:: Input material

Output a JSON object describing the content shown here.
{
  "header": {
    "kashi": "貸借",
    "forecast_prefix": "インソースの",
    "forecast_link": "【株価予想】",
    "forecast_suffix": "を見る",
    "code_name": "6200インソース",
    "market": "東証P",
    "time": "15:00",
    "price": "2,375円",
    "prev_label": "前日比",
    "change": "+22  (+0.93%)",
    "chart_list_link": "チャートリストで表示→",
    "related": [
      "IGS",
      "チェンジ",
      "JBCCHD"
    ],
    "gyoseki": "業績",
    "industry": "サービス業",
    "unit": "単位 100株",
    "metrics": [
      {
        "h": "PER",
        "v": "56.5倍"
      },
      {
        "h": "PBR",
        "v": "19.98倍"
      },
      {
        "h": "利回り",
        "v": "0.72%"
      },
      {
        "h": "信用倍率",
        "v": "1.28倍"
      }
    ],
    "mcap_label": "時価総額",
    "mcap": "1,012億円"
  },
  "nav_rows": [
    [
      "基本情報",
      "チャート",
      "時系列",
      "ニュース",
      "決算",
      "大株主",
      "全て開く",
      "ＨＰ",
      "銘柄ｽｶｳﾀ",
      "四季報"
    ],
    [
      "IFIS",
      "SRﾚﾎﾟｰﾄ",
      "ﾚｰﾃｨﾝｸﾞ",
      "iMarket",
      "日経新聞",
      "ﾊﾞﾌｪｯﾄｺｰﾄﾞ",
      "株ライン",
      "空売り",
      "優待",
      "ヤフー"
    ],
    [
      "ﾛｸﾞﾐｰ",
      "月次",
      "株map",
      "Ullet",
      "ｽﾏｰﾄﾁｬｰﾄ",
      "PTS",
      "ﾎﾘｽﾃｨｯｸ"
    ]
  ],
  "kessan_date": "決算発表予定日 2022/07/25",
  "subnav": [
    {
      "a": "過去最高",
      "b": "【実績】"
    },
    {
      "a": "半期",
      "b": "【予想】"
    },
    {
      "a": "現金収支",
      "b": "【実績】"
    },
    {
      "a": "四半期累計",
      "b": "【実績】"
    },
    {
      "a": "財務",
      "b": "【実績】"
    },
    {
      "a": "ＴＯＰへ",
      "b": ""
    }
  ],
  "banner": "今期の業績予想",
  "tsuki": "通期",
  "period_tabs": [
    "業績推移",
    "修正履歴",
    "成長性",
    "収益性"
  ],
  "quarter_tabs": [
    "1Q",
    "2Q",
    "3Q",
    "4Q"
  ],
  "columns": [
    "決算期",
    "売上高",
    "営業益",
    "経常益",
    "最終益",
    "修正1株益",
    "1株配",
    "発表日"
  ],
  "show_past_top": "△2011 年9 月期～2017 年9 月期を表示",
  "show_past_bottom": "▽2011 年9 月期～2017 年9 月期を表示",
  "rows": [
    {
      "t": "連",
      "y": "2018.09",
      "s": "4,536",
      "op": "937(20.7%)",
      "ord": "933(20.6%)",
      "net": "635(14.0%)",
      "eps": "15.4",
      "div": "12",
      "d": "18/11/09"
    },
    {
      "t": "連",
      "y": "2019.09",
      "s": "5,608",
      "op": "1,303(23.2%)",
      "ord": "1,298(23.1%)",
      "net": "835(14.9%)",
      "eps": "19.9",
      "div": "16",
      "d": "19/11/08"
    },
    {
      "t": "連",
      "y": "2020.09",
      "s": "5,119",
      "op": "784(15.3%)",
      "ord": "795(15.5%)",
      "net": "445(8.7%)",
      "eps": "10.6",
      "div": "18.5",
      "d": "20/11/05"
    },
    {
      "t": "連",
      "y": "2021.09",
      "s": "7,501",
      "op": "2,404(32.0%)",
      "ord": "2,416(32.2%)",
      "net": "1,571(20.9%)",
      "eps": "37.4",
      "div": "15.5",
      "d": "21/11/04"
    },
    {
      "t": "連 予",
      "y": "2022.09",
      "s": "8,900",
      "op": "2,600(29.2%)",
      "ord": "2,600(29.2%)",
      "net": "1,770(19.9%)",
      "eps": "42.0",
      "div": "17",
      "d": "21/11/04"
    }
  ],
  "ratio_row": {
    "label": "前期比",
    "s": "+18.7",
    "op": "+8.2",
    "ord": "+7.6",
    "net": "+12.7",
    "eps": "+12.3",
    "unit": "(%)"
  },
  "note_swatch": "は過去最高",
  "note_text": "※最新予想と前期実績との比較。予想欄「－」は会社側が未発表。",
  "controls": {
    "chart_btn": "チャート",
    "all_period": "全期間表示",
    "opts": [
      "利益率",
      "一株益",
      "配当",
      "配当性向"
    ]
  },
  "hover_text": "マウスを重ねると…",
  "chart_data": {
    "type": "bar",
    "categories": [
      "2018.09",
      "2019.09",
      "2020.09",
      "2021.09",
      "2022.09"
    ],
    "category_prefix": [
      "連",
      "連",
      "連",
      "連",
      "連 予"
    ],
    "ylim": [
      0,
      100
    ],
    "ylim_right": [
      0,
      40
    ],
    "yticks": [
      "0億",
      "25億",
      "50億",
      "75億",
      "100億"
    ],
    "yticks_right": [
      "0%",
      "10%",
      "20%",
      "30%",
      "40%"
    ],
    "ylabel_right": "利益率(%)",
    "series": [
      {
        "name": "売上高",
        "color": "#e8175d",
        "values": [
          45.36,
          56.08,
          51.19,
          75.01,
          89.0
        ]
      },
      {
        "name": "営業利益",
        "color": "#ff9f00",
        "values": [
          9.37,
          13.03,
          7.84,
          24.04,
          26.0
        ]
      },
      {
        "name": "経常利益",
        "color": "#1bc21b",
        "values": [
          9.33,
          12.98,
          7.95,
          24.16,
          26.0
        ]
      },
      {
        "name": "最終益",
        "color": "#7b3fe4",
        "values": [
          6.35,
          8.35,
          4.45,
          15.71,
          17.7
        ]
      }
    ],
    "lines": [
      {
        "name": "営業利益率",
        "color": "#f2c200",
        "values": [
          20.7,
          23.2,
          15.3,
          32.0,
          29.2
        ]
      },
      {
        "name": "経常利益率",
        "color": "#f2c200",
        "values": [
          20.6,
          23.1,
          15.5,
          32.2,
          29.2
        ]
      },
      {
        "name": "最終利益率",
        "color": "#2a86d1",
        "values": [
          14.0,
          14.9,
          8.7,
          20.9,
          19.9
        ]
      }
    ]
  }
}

::::

### Aim
Go through the listing above line by line and say how many lines hold the word "月期を表示". Reply with that number only.

### Correct output
2